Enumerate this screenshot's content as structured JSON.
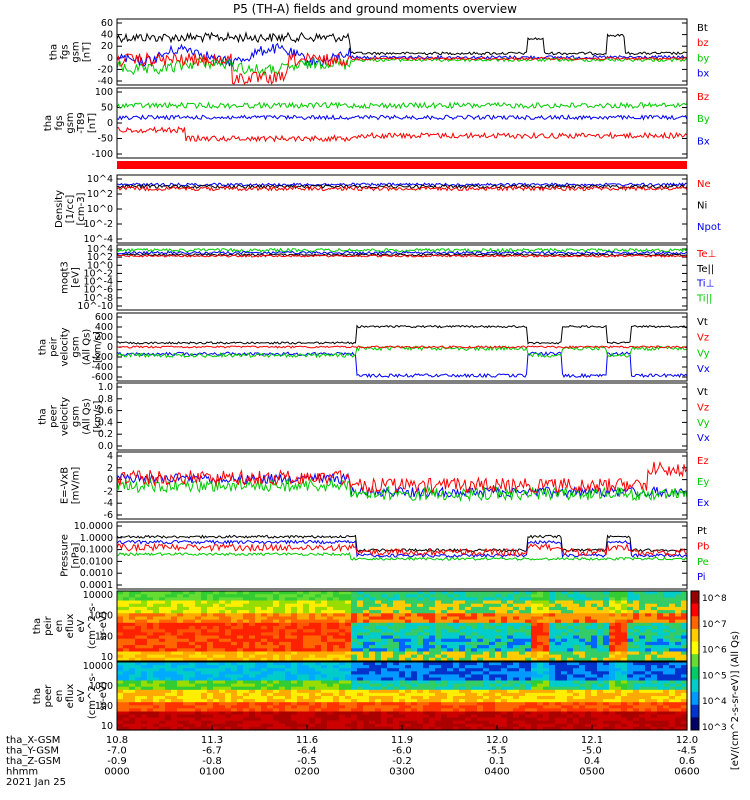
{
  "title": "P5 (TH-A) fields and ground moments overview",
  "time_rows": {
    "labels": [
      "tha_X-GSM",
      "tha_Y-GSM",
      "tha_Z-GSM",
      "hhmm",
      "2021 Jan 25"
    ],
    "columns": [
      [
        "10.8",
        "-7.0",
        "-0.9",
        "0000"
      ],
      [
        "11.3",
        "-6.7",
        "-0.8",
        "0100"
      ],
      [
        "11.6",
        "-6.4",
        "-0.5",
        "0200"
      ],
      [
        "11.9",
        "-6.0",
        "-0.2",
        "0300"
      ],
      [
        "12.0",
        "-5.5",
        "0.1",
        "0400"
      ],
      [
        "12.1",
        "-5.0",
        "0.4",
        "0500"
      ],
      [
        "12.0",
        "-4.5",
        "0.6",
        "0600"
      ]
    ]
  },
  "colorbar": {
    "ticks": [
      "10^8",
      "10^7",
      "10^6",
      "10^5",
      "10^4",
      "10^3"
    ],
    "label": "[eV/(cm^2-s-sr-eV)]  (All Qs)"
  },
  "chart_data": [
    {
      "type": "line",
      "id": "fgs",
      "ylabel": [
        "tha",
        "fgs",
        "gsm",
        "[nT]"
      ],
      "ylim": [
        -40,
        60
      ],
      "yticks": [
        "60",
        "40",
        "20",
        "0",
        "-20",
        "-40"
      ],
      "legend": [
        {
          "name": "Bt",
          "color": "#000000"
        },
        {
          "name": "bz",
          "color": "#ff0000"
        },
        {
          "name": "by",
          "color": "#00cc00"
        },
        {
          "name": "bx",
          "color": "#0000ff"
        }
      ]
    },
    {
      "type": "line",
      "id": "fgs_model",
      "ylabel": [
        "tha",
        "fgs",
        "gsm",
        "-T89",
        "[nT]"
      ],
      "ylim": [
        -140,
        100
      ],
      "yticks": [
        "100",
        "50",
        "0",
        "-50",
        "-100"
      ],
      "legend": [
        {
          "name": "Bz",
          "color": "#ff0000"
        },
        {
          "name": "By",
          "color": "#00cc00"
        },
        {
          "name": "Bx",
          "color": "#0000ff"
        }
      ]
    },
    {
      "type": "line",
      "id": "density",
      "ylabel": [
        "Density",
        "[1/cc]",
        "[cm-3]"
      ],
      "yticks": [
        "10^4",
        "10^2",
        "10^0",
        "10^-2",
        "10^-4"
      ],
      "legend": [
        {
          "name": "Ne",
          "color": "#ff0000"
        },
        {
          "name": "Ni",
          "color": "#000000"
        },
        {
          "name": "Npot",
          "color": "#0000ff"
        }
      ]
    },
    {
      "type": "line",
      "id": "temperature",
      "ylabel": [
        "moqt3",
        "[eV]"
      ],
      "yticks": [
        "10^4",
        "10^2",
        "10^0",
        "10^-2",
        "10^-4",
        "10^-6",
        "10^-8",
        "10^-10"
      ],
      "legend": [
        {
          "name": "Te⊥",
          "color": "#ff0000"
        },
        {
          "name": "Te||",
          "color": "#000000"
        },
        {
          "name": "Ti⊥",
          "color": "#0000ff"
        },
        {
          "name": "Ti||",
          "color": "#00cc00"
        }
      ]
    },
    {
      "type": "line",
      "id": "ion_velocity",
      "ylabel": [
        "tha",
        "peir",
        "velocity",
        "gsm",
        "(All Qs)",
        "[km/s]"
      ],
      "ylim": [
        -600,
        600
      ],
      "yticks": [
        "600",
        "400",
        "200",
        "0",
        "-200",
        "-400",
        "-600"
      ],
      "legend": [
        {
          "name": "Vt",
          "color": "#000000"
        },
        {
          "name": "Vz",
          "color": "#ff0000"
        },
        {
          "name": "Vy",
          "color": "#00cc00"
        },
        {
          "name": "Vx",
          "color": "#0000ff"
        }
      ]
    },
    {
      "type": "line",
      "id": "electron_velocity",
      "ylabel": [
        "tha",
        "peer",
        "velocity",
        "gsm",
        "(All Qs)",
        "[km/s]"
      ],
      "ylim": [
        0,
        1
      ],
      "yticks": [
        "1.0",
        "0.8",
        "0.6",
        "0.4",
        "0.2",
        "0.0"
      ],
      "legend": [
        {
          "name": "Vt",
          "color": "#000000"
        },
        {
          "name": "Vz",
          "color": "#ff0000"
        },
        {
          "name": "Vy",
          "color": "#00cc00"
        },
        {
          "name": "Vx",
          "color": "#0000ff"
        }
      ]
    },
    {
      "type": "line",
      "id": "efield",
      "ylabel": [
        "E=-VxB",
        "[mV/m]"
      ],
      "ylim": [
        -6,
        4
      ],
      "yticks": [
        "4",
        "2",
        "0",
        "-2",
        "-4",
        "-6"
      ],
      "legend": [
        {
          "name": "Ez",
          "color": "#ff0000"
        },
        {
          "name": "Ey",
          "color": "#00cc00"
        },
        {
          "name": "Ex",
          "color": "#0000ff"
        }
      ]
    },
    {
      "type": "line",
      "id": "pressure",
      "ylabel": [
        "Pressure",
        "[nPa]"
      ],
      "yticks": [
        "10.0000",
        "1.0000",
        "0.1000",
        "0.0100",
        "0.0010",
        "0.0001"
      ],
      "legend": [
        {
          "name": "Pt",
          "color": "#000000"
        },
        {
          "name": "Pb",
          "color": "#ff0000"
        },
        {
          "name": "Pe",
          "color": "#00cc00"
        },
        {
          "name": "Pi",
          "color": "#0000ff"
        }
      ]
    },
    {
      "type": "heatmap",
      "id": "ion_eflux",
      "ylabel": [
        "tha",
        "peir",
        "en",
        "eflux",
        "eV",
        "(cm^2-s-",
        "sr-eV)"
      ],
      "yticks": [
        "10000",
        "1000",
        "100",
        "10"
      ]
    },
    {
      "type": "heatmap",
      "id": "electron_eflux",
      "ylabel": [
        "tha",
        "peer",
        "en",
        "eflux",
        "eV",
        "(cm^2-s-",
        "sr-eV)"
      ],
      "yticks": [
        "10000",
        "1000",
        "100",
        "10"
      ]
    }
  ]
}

□ □ □ □ □ □ □

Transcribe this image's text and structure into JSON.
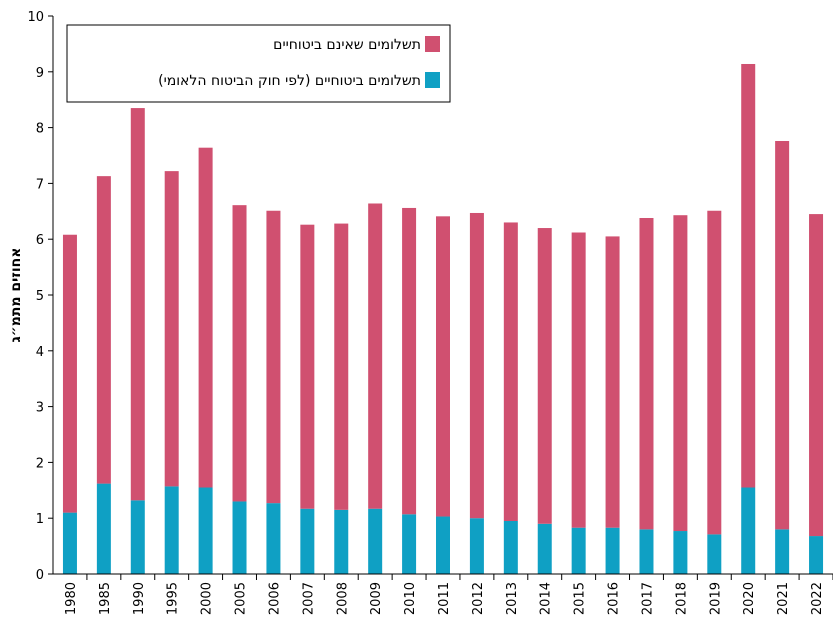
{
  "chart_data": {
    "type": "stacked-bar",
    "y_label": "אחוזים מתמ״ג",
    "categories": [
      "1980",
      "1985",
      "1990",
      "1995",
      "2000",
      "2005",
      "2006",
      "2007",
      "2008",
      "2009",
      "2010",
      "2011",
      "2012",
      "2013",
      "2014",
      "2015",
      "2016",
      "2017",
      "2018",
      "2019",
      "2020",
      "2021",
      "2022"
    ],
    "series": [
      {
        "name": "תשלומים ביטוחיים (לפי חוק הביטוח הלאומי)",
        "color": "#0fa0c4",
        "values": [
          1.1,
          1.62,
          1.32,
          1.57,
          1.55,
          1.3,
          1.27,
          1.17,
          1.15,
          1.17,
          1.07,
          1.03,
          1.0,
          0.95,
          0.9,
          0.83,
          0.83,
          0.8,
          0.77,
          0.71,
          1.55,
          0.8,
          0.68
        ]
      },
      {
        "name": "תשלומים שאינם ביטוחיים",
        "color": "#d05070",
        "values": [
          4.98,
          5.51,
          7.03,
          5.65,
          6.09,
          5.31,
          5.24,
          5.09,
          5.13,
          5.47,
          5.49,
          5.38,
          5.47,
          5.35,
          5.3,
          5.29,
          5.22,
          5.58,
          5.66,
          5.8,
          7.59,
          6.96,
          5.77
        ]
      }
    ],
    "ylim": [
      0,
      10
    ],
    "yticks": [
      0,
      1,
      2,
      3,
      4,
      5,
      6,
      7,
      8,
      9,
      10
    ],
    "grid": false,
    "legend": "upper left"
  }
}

□ □ □ □ □ □ □

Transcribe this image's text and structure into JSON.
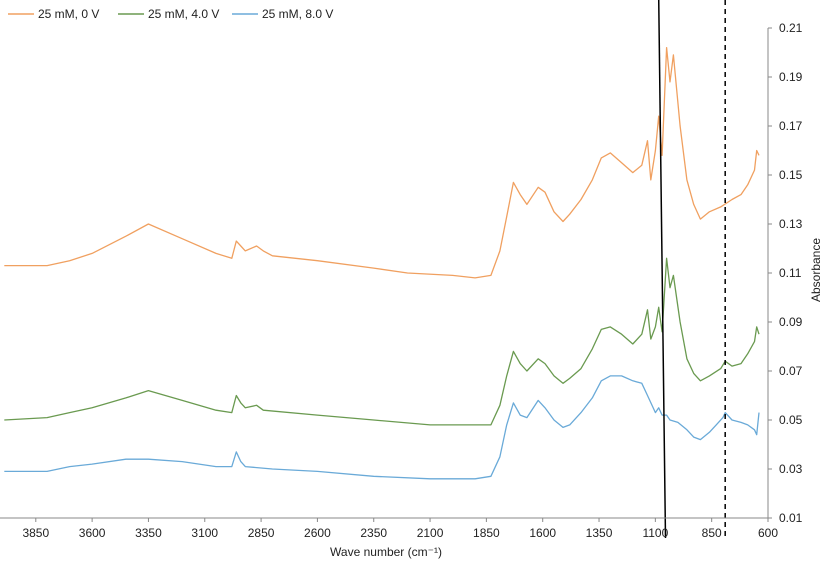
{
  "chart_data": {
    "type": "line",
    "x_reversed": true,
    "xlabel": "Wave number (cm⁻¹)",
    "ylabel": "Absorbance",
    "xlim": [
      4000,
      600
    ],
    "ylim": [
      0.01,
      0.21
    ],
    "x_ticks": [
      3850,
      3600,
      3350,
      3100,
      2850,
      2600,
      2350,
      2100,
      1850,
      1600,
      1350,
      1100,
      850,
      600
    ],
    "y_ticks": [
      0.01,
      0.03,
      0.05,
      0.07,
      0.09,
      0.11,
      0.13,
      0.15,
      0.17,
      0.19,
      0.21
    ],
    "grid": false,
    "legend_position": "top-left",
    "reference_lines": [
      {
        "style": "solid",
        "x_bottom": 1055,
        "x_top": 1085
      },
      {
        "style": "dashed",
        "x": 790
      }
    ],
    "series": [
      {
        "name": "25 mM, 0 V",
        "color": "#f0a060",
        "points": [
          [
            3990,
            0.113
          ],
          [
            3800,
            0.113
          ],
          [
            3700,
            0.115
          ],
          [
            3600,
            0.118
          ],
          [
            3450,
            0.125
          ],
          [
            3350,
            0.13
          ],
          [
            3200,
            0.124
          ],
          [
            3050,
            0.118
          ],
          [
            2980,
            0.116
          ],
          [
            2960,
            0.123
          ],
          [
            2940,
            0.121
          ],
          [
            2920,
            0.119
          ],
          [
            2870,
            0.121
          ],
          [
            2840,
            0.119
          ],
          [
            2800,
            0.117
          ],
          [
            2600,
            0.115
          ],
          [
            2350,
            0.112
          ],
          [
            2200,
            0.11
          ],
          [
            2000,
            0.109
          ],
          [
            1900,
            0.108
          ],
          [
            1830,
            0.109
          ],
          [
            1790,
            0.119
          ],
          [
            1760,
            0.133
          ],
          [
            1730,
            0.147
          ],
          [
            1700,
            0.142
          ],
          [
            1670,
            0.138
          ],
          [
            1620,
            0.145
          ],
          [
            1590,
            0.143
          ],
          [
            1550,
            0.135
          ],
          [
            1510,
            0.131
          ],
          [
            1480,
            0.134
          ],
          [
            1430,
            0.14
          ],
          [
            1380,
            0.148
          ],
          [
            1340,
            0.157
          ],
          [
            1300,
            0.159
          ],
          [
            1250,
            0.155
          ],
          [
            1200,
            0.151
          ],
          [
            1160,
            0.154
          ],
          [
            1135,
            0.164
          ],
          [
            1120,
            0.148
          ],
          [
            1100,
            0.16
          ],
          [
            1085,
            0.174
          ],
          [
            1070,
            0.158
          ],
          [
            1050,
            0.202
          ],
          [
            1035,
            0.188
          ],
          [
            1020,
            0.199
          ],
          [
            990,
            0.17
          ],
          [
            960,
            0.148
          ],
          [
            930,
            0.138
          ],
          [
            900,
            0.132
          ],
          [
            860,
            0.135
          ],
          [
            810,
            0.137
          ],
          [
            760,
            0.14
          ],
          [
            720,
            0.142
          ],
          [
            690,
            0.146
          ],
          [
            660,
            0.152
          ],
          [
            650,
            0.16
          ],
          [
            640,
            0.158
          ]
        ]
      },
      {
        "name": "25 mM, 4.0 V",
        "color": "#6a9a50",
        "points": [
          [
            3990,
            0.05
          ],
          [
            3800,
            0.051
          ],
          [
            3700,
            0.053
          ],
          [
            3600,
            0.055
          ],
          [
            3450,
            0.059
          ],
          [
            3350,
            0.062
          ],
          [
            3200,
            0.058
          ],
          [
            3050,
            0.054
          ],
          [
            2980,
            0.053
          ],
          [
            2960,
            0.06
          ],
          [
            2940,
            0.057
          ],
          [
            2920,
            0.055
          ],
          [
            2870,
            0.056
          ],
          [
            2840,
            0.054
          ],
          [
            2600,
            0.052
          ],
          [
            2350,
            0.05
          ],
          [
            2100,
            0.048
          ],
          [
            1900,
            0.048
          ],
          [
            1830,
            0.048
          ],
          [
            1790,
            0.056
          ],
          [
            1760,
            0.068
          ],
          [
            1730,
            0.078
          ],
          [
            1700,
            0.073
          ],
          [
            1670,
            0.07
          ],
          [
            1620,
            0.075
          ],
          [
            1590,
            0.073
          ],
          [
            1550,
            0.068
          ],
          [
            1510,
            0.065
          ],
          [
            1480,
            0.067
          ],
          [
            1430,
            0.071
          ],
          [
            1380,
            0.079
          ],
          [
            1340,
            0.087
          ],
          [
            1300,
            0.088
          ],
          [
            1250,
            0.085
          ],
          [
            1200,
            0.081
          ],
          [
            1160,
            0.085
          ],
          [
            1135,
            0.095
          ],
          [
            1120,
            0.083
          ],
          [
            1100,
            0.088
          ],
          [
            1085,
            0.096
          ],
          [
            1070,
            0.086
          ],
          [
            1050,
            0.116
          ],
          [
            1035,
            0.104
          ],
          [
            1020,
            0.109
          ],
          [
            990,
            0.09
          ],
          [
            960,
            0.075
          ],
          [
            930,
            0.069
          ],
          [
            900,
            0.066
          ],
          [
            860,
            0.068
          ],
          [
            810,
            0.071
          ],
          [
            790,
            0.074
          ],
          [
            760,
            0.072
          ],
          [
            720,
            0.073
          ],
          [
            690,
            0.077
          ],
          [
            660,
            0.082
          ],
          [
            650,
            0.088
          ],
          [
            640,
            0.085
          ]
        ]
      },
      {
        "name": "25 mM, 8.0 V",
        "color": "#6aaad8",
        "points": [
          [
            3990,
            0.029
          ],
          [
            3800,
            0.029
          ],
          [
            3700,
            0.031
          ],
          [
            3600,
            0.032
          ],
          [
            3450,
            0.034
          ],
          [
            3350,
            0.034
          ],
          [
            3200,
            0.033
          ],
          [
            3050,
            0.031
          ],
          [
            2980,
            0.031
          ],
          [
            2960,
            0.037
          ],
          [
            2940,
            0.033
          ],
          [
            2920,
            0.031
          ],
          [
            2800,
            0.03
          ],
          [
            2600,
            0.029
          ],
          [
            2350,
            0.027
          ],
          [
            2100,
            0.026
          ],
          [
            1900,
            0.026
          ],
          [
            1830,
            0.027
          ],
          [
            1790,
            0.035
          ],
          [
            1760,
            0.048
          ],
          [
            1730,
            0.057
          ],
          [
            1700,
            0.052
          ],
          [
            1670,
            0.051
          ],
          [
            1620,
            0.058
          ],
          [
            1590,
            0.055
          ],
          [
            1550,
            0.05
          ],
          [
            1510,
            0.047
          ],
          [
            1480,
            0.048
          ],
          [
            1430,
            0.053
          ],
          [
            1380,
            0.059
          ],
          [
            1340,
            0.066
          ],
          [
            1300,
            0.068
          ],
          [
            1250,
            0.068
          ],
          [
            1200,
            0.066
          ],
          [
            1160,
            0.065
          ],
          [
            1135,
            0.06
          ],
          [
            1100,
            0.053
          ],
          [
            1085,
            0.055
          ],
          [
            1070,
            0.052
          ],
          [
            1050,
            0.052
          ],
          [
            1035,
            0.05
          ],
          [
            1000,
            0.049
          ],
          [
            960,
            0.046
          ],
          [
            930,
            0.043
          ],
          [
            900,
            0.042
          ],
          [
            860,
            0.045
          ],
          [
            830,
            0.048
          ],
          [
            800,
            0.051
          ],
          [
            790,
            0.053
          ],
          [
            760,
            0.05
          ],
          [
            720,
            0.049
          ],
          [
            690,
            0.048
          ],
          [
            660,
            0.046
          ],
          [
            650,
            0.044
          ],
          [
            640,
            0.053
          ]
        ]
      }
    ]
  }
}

□ □ □ □ □ □ □

GOAL>
In the listing above, locate each line with "ביטוחיים" and copy it.

RESPONSE TO THE TASK>
        "name": "תשלומים ביטוחיים (לפי חוק הביטוח הלאומי)",
        "name": "תשלומים שאינם ביטוחיים",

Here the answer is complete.